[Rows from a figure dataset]
--------------------------------------------------

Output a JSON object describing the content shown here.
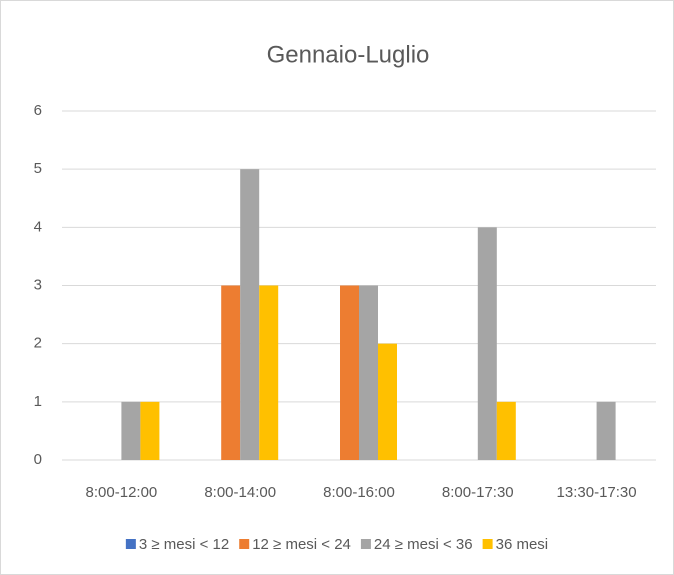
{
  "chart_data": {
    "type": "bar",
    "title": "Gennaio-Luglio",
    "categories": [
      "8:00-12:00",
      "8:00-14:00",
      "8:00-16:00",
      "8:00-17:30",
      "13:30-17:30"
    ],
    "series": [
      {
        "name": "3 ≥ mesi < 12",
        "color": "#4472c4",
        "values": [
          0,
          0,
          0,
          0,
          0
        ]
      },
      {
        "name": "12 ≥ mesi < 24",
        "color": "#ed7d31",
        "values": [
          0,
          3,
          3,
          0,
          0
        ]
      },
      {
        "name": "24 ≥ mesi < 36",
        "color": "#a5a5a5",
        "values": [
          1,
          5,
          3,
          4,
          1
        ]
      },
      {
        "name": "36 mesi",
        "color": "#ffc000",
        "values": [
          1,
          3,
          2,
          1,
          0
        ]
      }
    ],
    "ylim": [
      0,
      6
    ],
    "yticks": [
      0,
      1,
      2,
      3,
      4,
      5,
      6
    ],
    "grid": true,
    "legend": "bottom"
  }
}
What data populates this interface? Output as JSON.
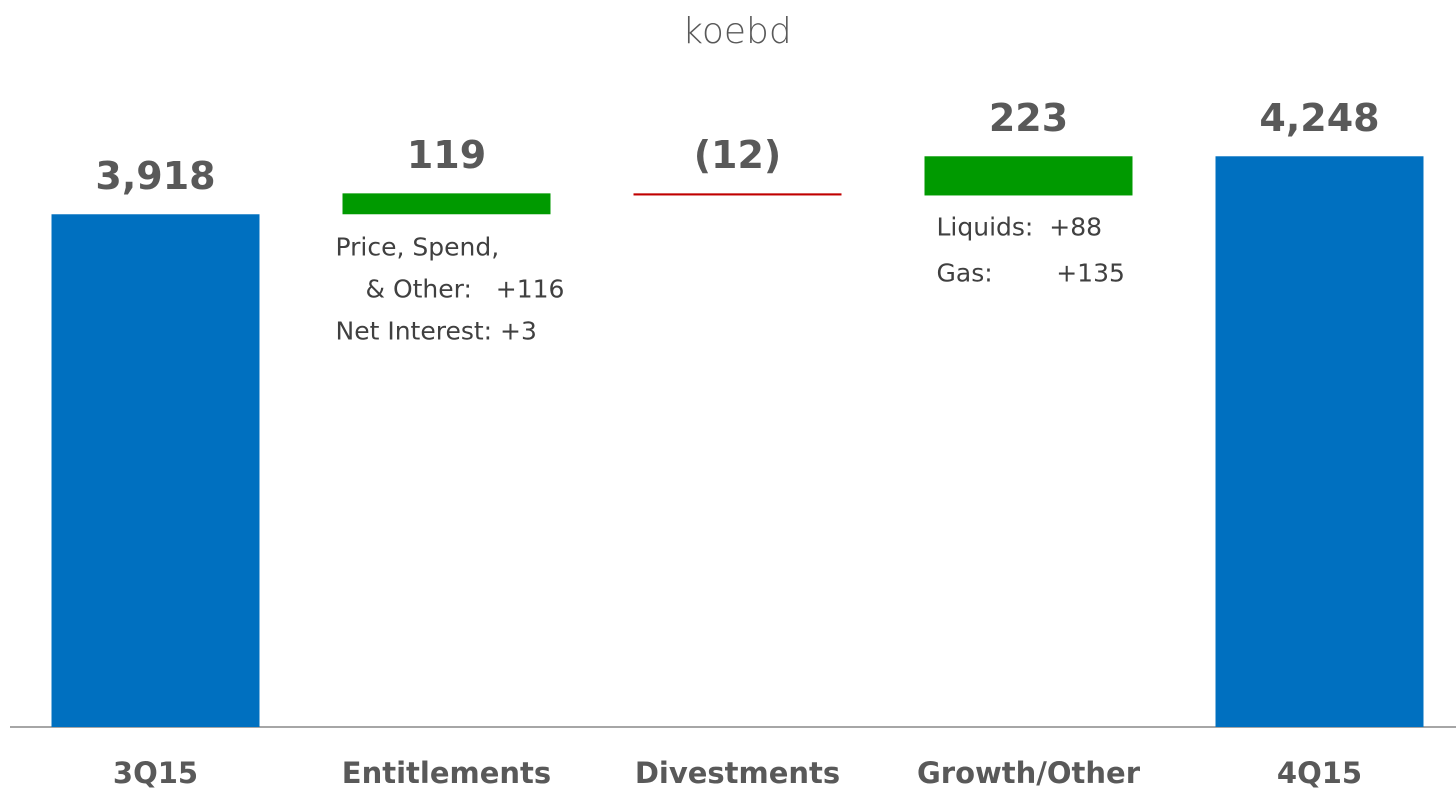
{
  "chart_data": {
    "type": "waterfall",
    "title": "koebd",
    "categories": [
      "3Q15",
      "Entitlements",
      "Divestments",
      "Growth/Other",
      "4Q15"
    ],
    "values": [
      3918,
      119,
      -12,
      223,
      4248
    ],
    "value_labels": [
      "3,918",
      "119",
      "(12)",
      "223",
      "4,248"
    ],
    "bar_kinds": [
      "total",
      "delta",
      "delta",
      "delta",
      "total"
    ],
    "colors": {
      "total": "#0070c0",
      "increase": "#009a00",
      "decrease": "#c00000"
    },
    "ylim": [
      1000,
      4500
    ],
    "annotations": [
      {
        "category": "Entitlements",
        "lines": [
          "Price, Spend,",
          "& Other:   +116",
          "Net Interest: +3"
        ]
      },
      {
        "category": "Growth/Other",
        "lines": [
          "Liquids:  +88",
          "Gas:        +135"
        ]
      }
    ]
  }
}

--------------------------------------------------

__Exercise brief__.
Review the preceding data and report every line that includes the string "name".

__Answer to this task__.
        "name": "3 ≥ mesi < 12",
        "name": "12 ≥ mesi < 24",
        "name": "24 ≥ mesi < 36",
        "name": "36 mesi",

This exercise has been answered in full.